DATA PROVIDED
*-*-*

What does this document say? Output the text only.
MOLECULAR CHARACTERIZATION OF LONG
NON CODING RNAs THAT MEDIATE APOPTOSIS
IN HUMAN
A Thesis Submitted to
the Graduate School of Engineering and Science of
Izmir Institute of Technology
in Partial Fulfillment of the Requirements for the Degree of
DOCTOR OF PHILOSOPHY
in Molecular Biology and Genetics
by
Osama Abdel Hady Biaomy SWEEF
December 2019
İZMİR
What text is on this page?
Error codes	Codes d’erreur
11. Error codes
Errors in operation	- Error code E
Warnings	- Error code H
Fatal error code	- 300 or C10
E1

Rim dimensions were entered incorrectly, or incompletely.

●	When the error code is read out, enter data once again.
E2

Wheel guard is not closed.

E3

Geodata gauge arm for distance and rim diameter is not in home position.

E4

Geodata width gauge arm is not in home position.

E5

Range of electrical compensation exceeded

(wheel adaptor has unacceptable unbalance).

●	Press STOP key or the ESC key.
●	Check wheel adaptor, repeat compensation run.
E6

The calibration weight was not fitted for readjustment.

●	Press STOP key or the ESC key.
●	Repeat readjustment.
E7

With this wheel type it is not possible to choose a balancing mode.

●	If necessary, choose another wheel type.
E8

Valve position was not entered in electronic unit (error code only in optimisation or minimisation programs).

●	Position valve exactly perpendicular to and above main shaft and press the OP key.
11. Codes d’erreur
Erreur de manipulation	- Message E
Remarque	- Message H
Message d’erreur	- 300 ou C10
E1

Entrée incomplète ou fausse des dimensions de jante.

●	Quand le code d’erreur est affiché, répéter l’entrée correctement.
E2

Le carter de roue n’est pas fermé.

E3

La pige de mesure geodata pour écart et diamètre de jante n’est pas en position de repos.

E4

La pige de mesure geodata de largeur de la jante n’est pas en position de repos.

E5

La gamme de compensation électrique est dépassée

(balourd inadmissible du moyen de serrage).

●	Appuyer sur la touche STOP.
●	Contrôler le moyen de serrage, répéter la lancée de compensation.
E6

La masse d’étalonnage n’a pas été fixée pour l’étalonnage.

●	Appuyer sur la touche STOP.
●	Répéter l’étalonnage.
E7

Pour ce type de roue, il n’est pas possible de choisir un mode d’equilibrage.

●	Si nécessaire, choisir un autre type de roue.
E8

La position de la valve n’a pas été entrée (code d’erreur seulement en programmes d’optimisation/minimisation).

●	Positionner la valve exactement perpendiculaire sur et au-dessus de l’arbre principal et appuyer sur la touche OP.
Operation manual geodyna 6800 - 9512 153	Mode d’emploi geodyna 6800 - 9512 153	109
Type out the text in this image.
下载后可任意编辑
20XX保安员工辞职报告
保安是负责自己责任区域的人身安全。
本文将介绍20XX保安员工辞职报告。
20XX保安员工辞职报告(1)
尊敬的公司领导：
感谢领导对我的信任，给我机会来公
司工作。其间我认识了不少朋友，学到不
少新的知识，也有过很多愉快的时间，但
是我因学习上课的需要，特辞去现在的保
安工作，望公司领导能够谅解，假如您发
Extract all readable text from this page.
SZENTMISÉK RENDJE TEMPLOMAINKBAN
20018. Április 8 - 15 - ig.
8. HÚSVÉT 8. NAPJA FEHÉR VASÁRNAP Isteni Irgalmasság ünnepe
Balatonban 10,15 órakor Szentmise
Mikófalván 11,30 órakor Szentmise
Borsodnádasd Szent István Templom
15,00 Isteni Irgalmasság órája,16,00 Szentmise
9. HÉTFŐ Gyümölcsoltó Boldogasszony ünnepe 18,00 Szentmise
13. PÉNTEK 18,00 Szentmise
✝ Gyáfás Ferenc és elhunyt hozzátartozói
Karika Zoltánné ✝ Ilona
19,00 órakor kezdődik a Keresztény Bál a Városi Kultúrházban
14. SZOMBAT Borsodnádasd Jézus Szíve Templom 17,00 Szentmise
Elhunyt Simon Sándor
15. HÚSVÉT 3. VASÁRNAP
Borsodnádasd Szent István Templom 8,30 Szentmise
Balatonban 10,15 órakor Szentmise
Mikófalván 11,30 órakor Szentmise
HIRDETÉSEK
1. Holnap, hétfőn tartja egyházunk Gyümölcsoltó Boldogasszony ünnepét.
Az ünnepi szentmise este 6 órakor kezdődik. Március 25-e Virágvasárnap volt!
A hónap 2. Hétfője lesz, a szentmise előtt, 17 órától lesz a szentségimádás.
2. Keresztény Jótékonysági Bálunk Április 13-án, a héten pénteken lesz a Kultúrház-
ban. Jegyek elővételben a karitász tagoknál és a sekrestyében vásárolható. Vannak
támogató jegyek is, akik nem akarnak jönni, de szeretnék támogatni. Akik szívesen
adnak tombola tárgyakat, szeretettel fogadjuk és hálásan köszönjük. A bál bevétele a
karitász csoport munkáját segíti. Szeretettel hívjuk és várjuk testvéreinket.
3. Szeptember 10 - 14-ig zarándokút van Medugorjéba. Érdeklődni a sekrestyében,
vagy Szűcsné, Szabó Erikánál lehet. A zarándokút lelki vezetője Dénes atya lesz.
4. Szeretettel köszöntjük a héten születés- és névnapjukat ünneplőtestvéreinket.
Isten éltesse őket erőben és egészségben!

*-*-*

TASK GOAL
Every entry must be output again, exactly as written above.

WORKED ANSWER
What does this document say? Output the text only.
MOLECULAR CHARACTERIZATION OF LONG
NON CODING RNAs THAT MEDIATE APOPTOSIS
IN HUMAN
A Thesis Submitted to
the Graduate School of Engineering and Science of
Izmir Institute of Technology
in Partial Fulfillment of the Requirements for the Degree of
DOCTOR OF PHILOSOPHY
in Molecular Biology and Genetics
by
Osama Abdel Hady Biaomy SWEEF
December 2019
İZMİR
What text is on this page?
Error codes	Codes d’erreur
11. Error codes
Errors in operation	- Error code E
Warnings	- Error code H
Fatal error code	- 300 or C10
E1

Rim dimensions were entered incorrectly, or incompletely.

●	When the error code is read out, enter data once again.
E2

Wheel guard is not closed.

E3

Geodata gauge arm for distance and rim diameter is not in home position.

E4

Geodata width gauge arm is not in home position.

E5

Range of electrical compensation exceeded

(wheel adaptor has unacceptable unbalance).

●	Press STOP key or the ESC key.
●	Check wheel adaptor, repeat compensation run.
E6

The calibration weight was not fitted for readjustment.

●	Press STOP key or the ESC key.
●	Repeat readjustment.
E7

With this wheel type it is not possible to choose a balancing mode.

●	If necessary, choose another wheel type.
E8

Valve position was not entered in electronic unit (error code only in optimisation or minimisation programs).

●	Position valve exactly perpendicular to and above main shaft and press the OP key.
11. Codes d’erreur
Erreur de manipulation	- Message E
Remarque	- Message H
Message d’erreur	- 300 ou C10
E1

Entrée incomplète ou fausse des dimensions de jante.

●	Quand le code d’erreur est affiché, répéter l’entrée correctement.
E2

Le carter de roue n’est pas fermé.

E3

La pige de mesure geodata pour écart et diamètre de jante n’est pas en position de repos.

E4

La pige de mesure geodata de largeur de la jante n’est pas en position de repos.

E5

La gamme de compensation électrique est dépassée

(balourd inadmissible du moyen de serrage).

●	Appuyer sur la touche STOP.
●	Contrôler le moyen de serrage, répéter la lancée de compensation.
E6

La masse d’étalonnage n’a pas été fixée pour l’étalonnage.

●	Appuyer sur la touche STOP.
●	Répéter l’étalonnage.
E7

Pour ce type de roue, il n’est pas possible de choisir un mode d’equilibrage.

●	Si nécessaire, choisir un autre type de roue.
E8

La position de la valve n’a pas été entrée (code d’erreur seulement en programmes d’optimisation/minimisation).

●	Positionner la valve exactement perpendiculaire sur et au-dessus de l’arbre principal et appuyer sur la touche OP.
Operation manual geodyna 6800 - 9512 153	Mode d’emploi geodyna 6800 - 9512 153	109
Type out the text in this image.
下载后可任意编辑
20XX保安员工辞职报告
保安是负责自己责任区域的人身安全。
本文将介绍20XX保安员工辞职报告。
20XX保安员工辞职报告(1)
尊敬的公司领导：
感谢领导对我的信任，给我机会来公
司工作。其间我认识了不少朋友，学到不
少新的知识，也有过很多愉快的时间，但
是我因学习上课的需要，特辞去现在的保
安工作，望公司领导能够谅解，假如您发
Extract all readable text from this page.
SZENTMISÉK RENDJE TEMPLOMAINKBAN
20018. Április 8 - 15 - ig.
8. HÚSVÉT 8. NAPJA FEHÉR VASÁRNAP Isteni Irgalmasság ünnepe
Balatonban 10,15 órakor Szentmise
Mikófalván 11,30 órakor Szentmise
Borsodnádasd Szent István Templom
15,00 Isteni Irgalmasság órája,16,00 Szentmise
9. HÉTFŐ Gyümölcsoltó Boldogasszony ünnepe 18,00 Szentmise
13. PÉNTEK 18,00 Szentmise
✝ Gyáfás Ferenc és elhunyt hozzátartozói
Karika Zoltánné ✝ Ilona
19,00 órakor kezdődik a Keresztény Bál a Városi Kultúrházban
14. SZOMBAT Borsodnádasd Jézus Szíve Templom 17,00 Szentmise
Elhunyt Simon Sándor
15. HÚSVÉT 3. VASÁRNAP
Borsodnádasd Szent István Templom 8,30 Szentmise
Balatonban 10,15 órakor Szentmise
Mikófalván 11,30 órakor Szentmise
HIRDETÉSEK
1. Holnap, hétfőn tartja egyházunk Gyümölcsoltó Boldogasszony ünnepét.
Az ünnepi szentmise este 6 órakor kezdődik. Március 25-e Virágvasárnap volt!
A hónap 2. Hétfője lesz, a szentmise előtt, 17 órától lesz a szentségimádás.
2. Keresztény Jótékonysági Bálunk Április 13-án, a héten pénteken lesz a Kultúrház-
ban. Jegyek elővételben a karitász tagoknál és a sekrestyében vásárolható. Vannak
támogató jegyek is, akik nem akarnak jönni, de szeretnék támogatni. Akik szívesen
adnak tombola tárgyakat, szeretettel fogadjuk és hálásan köszönjük. A bál bevétele a
karitász csoport munkáját segíti. Szeretettel hívjuk és várjuk testvéreinket.
3. Szeptember 10 - 14-ig zarándokút van Medugorjéba. Érdeklődni a sekrestyében,
vagy Szűcsné, Szabó Erikánál lehet. A zarándokút lelki vezetője Dénes atya lesz.
4. Szeretettel köszöntjük a héten születés- és névnapjukat ünneplőtestvéreinket.
Isten éltesse őket erőben és egészségben!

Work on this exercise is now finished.